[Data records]
+ + + + + + +
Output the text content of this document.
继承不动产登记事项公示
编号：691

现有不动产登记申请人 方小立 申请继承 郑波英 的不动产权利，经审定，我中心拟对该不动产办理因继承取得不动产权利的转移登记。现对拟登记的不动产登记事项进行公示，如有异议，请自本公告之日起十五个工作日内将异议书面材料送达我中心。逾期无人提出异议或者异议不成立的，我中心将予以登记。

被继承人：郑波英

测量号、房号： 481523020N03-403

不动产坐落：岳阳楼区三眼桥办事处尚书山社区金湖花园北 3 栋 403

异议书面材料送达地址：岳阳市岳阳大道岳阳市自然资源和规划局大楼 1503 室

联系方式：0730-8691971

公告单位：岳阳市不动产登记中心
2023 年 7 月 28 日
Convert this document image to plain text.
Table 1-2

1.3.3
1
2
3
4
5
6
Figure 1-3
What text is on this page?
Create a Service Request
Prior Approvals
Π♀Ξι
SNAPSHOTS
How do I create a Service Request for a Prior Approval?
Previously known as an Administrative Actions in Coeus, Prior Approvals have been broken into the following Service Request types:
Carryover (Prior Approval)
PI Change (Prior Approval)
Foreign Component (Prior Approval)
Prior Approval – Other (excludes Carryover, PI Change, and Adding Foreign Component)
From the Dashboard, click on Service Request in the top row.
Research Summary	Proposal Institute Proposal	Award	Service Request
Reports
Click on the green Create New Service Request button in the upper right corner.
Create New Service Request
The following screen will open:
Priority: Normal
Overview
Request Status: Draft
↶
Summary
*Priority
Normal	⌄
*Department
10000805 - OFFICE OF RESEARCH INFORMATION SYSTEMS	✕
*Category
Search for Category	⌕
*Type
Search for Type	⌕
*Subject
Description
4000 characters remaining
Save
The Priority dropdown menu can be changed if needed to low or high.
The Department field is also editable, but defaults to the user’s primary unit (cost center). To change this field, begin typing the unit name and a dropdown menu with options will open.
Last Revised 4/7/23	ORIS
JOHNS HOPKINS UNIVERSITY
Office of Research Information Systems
+ + + + + + +
* [Exercise prompt]: Pull out each line of the listing that holds the string "Priority".

* [Complete response]:
Priority: Normal
*Priority
The Priority dropdown menu can be changed if needed to low or high.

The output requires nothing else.